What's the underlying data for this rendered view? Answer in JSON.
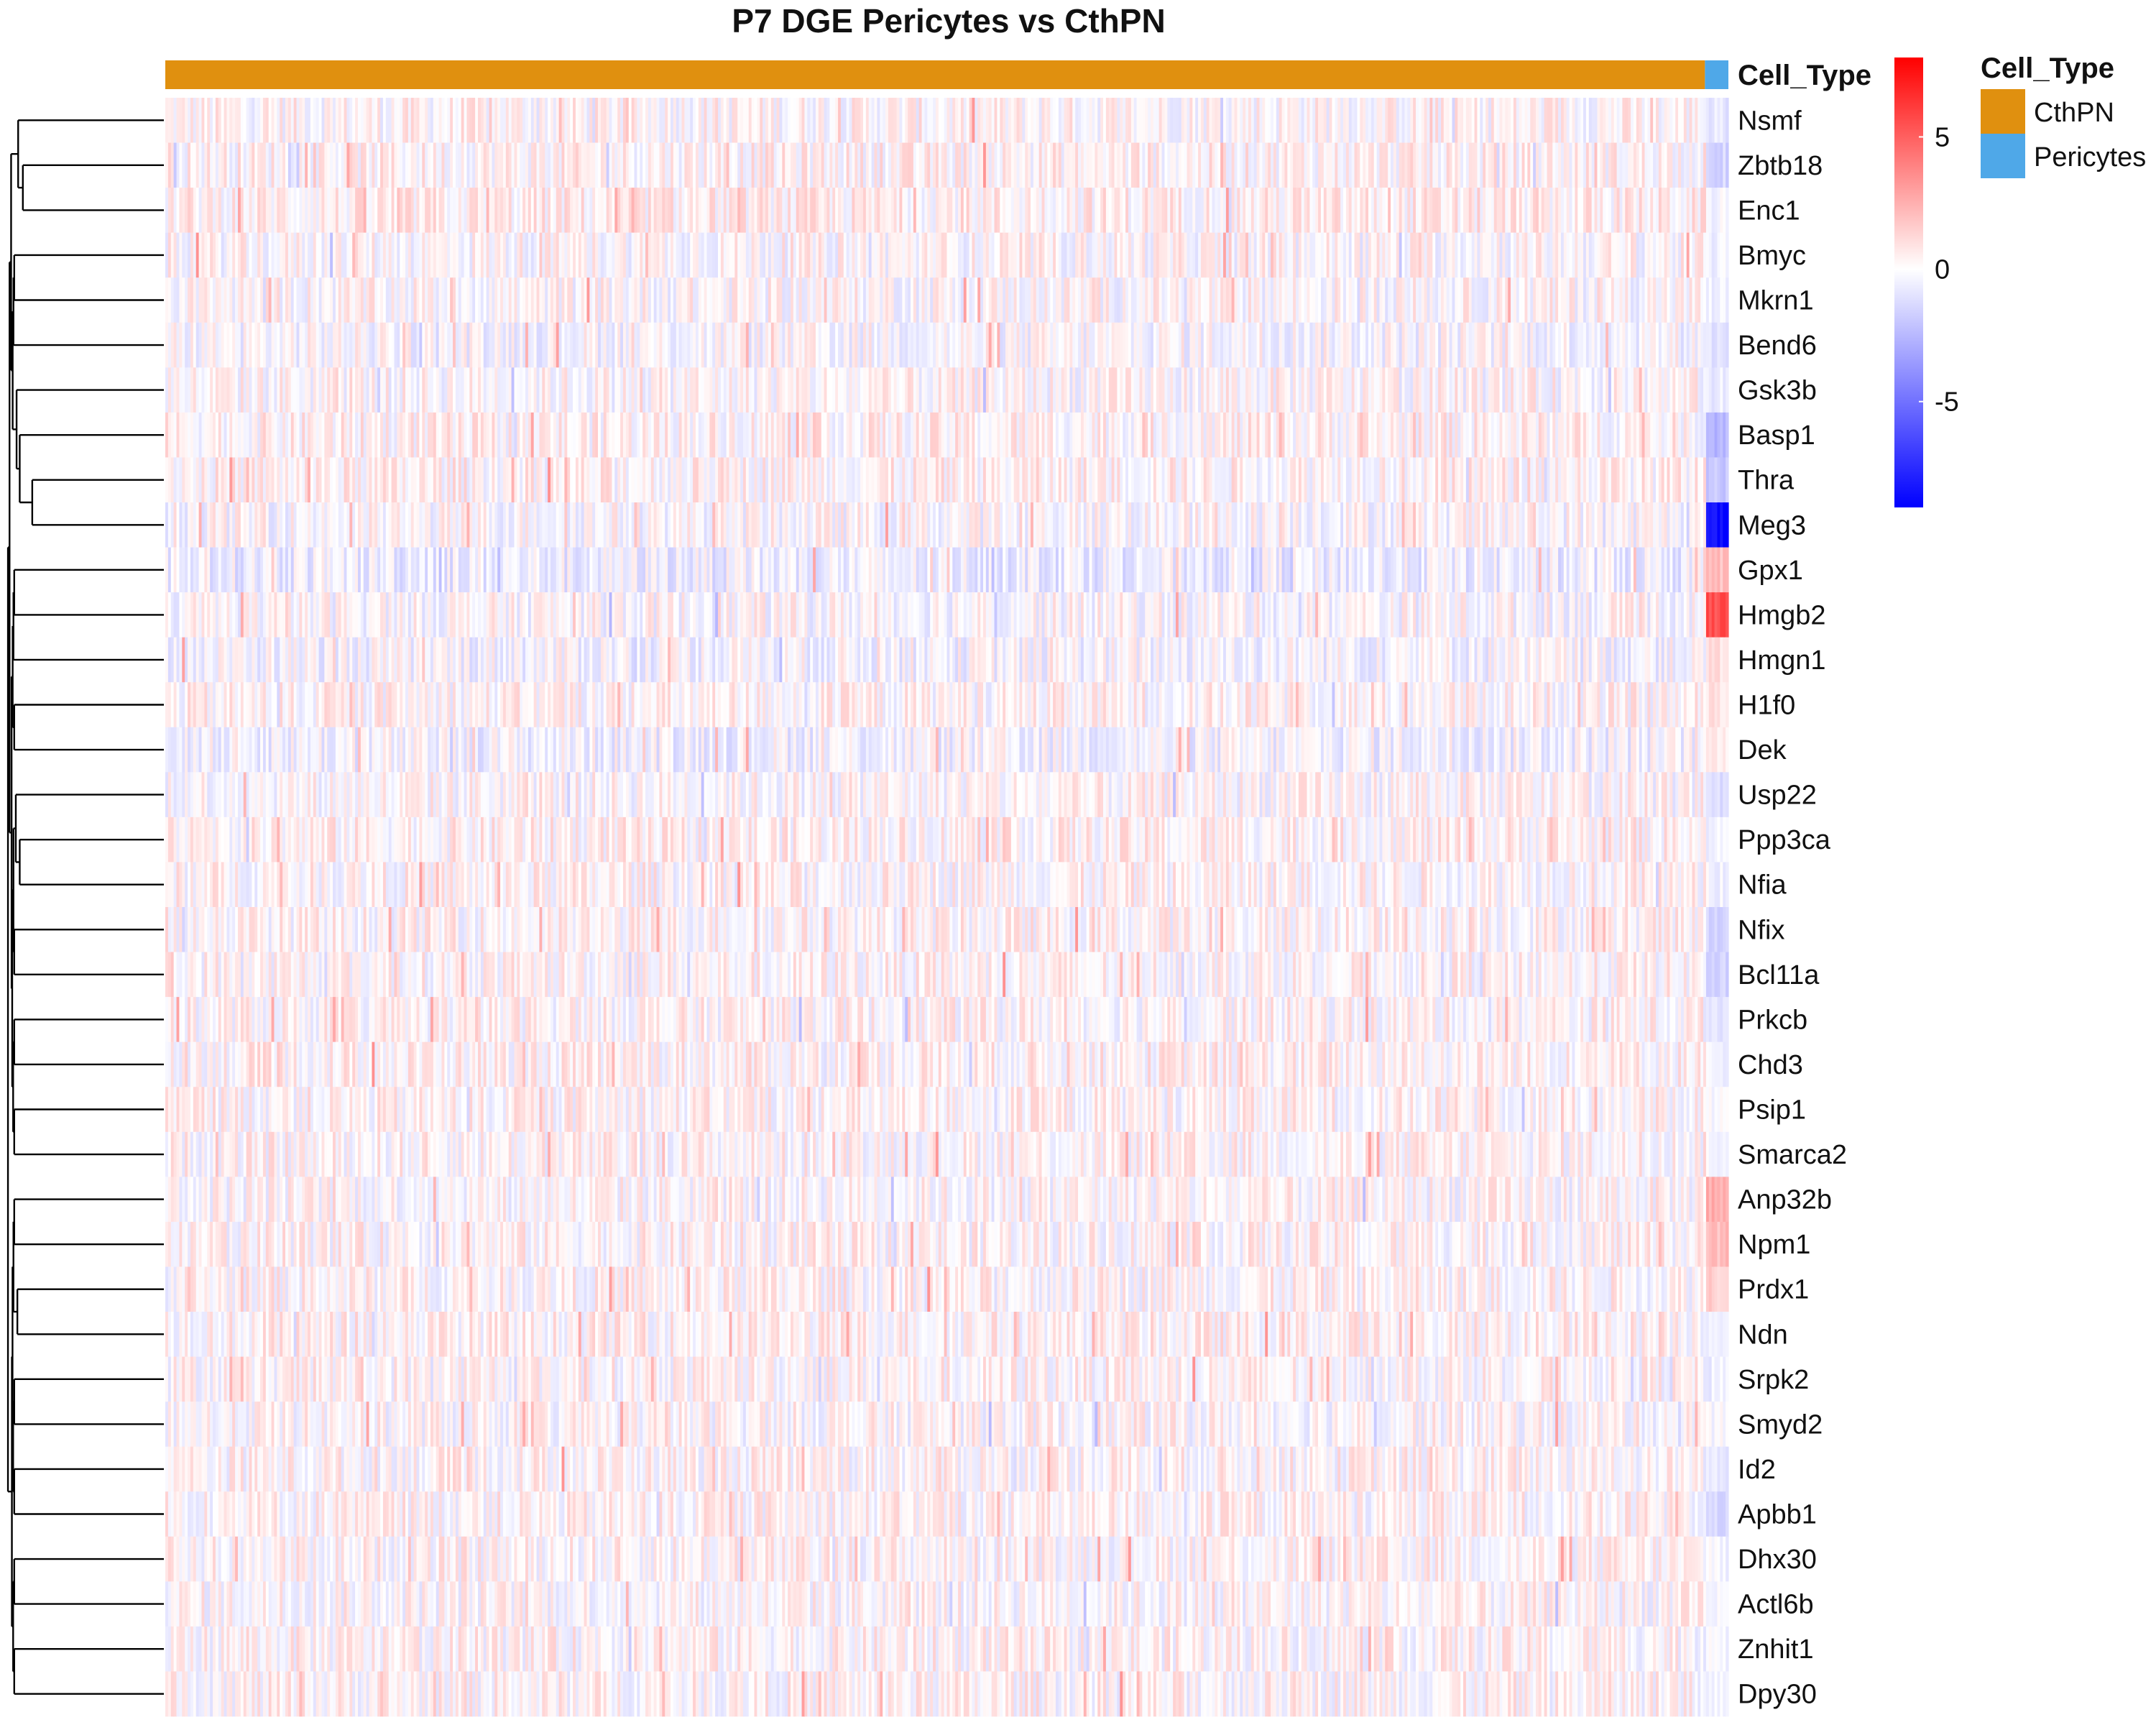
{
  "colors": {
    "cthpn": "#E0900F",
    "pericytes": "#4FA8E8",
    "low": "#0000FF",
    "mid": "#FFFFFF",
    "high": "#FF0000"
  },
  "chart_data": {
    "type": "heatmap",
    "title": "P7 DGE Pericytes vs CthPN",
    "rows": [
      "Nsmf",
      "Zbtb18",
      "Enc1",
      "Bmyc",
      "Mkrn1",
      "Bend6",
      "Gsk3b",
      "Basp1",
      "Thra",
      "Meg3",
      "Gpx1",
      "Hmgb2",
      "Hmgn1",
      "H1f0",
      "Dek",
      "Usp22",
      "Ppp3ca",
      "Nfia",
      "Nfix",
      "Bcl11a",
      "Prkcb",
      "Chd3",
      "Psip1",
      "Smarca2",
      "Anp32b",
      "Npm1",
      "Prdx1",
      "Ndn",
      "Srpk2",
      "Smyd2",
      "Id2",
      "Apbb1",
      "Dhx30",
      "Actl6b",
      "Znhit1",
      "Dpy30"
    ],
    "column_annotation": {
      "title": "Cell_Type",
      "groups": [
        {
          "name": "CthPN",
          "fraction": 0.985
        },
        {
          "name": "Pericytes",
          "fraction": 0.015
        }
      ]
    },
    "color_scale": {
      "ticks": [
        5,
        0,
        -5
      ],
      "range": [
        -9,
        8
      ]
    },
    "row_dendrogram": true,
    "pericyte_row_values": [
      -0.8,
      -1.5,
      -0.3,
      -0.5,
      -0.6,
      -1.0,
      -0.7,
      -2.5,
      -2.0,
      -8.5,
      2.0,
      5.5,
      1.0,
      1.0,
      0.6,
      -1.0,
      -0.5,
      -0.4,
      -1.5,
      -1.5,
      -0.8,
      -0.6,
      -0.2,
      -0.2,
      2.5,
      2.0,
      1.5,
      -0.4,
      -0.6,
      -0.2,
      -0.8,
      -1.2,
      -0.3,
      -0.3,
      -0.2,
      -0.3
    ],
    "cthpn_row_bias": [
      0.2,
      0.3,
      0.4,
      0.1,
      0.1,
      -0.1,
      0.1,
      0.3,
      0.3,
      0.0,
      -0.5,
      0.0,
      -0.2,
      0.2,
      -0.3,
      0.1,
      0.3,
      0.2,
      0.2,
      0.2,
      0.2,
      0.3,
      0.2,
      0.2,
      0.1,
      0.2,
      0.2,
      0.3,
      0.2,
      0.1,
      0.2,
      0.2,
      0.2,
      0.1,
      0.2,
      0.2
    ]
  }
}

────────────────

## What to work on
Write out again every line above exactly as given; the pictures do not belong in the copy.

## In response
What's the underlying data for this rendered view? Answer in JSON.
{
  "colors": {
    "cthpn": "#E0900F",
    "pericytes": "#4FA8E8",
    "low": "#0000FF",
    "mid": "#FFFFFF",
    "high": "#FF0000"
  },
  "chart_data": {
    "type": "heatmap",
    "title": "P7 DGE Pericytes vs CthPN",
    "rows": [
      "Nsmf",
      "Zbtb18",
      "Enc1",
      "Bmyc",
      "Mkrn1",
      "Bend6",
      "Gsk3b",
      "Basp1",
      "Thra",
      "Meg3",
      "Gpx1",
      "Hmgb2",
      "Hmgn1",
      "H1f0",
      "Dek",
      "Usp22",
      "Ppp3ca",
      "Nfia",
      "Nfix",
      "Bcl11a",
      "Prkcb",
      "Chd3",
      "Psip1",
      "Smarca2",
      "Anp32b",
      "Npm1",
      "Prdx1",
      "Ndn",
      "Srpk2",
      "Smyd2",
      "Id2",
      "Apbb1",
      "Dhx30",
      "Actl6b",
      "Znhit1",
      "Dpy30"
    ],
    "column_annotation": {
      "title": "Cell_Type",
      "groups": [
        {
          "name": "CthPN",
          "fraction": 0.985
        },
        {
          "name": "Pericytes",
          "fraction": 0.015
        }
      ]
    },
    "color_scale": {
      "ticks": [
        5,
        0,
        -5
      ],
      "range": [
        -9,
        8
      ]
    },
    "row_dendrogram": true,
    "pericyte_row_values": [
      -0.8,
      -1.5,
      -0.3,
      -0.5,
      -0.6,
      -1.0,
      -0.7,
      -2.5,
      -2.0,
      -8.5,
      2.0,
      5.5,
      1.0,
      1.0,
      0.6,
      -1.0,
      -0.5,
      -0.4,
      -1.5,
      -1.5,
      -0.8,
      -0.6,
      -0.2,
      -0.2,
      2.5,
      2.0,
      1.5,
      -0.4,
      -0.6,
      -0.2,
      -0.8,
      -1.2,
      -0.3,
      -0.3,
      -0.2,
      -0.3
    ],
    "cthpn_row_bias": [
      0.2,
      0.3,
      0.4,
      0.1,
      0.1,
      -0.1,
      0.1,
      0.3,
      0.3,
      0.0,
      -0.5,
      0.0,
      -0.2,
      0.2,
      -0.3,
      0.1,
      0.3,
      0.2,
      0.2,
      0.2,
      0.2,
      0.3,
      0.2,
      0.2,
      0.1,
      0.2,
      0.2,
      0.3,
      0.2,
      0.1,
      0.2,
      0.2,
      0.2,
      0.1,
      0.2,
      0.2
    ]
  }
}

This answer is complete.